• _Data section_

•••••

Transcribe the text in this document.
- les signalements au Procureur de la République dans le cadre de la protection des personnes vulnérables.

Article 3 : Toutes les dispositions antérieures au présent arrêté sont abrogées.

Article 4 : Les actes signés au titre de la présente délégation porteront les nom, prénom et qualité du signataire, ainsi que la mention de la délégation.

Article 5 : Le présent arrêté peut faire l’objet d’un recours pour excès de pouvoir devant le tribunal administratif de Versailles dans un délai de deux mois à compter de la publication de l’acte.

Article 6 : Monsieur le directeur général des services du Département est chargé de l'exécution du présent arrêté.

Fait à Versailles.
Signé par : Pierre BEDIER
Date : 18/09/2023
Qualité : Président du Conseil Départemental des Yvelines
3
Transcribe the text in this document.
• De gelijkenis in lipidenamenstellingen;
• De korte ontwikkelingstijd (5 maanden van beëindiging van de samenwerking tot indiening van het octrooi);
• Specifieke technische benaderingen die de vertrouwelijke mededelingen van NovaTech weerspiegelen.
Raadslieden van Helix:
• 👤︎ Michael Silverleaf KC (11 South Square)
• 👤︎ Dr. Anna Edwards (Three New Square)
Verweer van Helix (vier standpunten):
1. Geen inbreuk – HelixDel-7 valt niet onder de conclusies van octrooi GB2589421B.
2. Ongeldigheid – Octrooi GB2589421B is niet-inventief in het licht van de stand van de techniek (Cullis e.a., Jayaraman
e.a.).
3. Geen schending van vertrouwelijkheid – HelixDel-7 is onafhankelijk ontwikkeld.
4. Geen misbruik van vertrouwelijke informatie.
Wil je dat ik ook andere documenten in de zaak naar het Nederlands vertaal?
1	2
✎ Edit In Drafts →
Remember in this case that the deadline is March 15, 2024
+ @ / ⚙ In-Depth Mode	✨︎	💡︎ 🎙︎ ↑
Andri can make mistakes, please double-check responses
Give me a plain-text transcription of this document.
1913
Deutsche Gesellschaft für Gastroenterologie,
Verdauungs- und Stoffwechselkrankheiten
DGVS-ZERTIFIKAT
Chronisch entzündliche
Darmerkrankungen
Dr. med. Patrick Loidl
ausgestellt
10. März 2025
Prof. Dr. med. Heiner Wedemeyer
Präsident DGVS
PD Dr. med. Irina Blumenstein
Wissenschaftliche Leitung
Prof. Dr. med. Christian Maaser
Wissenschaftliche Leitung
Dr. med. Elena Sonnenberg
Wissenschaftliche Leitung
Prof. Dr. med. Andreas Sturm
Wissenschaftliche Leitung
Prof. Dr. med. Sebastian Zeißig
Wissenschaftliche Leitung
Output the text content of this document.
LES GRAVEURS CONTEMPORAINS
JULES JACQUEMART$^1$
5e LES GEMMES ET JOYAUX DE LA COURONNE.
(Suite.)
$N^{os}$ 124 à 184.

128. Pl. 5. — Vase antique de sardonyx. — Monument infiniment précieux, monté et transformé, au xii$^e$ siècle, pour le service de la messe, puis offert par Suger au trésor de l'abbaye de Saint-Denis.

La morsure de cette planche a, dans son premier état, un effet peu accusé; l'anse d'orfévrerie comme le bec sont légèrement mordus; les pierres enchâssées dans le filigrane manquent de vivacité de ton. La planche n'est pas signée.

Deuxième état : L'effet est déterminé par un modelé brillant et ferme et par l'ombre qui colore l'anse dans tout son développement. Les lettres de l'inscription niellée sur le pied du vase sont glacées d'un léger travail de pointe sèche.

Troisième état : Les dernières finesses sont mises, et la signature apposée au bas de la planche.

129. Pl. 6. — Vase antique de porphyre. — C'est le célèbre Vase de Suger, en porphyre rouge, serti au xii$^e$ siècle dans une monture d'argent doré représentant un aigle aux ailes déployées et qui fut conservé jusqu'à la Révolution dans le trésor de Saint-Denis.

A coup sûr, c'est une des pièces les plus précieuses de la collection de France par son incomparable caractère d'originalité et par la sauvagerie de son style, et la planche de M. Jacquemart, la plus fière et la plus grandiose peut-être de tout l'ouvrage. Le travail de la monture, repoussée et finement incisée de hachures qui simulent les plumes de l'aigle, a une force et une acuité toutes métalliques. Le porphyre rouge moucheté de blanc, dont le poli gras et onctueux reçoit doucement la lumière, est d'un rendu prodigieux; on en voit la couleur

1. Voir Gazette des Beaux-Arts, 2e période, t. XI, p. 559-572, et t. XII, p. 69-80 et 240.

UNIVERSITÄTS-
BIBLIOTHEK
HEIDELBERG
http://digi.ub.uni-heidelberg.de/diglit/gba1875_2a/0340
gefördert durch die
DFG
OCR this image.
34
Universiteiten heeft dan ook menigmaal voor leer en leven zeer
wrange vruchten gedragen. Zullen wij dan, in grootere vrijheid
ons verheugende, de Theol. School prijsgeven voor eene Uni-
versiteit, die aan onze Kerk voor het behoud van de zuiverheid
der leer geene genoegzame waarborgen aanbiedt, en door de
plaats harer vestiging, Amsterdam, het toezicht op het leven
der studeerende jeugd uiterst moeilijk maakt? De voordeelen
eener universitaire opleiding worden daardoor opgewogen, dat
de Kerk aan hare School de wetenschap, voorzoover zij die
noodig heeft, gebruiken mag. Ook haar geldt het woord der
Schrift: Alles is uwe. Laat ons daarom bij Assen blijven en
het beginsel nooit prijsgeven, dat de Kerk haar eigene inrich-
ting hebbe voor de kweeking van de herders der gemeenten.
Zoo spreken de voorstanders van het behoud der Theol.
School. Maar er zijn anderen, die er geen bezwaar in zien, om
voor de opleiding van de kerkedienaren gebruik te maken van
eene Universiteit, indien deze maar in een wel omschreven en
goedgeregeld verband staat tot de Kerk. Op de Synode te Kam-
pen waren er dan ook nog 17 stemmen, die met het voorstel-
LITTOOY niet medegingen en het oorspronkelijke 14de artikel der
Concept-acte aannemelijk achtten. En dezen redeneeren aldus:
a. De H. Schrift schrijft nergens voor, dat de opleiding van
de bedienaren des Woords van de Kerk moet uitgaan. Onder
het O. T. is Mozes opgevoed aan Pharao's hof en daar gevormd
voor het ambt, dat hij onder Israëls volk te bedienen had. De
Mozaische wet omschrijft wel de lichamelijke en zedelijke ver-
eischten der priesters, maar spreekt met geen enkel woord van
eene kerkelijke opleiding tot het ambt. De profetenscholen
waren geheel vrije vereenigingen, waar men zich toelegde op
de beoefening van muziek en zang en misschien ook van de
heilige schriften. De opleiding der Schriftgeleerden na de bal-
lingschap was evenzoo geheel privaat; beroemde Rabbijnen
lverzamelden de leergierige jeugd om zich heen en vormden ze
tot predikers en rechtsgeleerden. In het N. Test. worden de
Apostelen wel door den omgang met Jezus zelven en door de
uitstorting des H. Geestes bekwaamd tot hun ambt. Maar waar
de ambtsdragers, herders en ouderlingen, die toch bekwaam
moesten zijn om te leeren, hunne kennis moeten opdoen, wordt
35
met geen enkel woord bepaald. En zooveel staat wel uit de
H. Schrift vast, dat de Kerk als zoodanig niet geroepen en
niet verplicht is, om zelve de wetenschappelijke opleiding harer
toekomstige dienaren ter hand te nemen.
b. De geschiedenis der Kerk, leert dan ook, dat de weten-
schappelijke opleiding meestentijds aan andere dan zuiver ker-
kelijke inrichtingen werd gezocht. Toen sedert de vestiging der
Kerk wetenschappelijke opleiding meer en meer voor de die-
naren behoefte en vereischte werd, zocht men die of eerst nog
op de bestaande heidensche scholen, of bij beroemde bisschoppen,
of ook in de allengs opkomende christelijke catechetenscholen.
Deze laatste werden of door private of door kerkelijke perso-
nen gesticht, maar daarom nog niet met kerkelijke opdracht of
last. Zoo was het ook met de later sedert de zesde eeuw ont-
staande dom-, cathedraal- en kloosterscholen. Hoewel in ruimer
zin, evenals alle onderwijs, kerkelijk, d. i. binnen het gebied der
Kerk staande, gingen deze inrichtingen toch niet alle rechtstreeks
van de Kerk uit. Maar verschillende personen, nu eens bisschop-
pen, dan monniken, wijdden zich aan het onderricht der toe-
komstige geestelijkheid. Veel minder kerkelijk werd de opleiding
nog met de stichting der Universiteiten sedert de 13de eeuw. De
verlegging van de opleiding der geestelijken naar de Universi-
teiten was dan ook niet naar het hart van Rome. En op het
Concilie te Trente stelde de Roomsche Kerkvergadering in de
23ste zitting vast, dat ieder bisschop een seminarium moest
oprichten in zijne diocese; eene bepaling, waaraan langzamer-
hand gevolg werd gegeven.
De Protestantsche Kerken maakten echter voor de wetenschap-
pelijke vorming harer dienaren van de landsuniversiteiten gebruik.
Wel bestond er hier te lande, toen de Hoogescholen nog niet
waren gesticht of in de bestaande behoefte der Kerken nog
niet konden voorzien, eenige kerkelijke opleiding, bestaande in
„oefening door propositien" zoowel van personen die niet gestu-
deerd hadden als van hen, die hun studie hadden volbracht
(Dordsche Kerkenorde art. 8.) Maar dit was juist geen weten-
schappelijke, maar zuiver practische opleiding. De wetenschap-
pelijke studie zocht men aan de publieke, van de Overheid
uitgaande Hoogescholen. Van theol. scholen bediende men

•••••

• _What the exercise asks_
In the records above, locate the lines holding the word "toch". Copy each of them.

• _Result_
de ambtsdragers, herders en ouderlingen, die toch bekwaam
Kerk staande, gingen deze inrichtingen toch niet alle rechtstreeks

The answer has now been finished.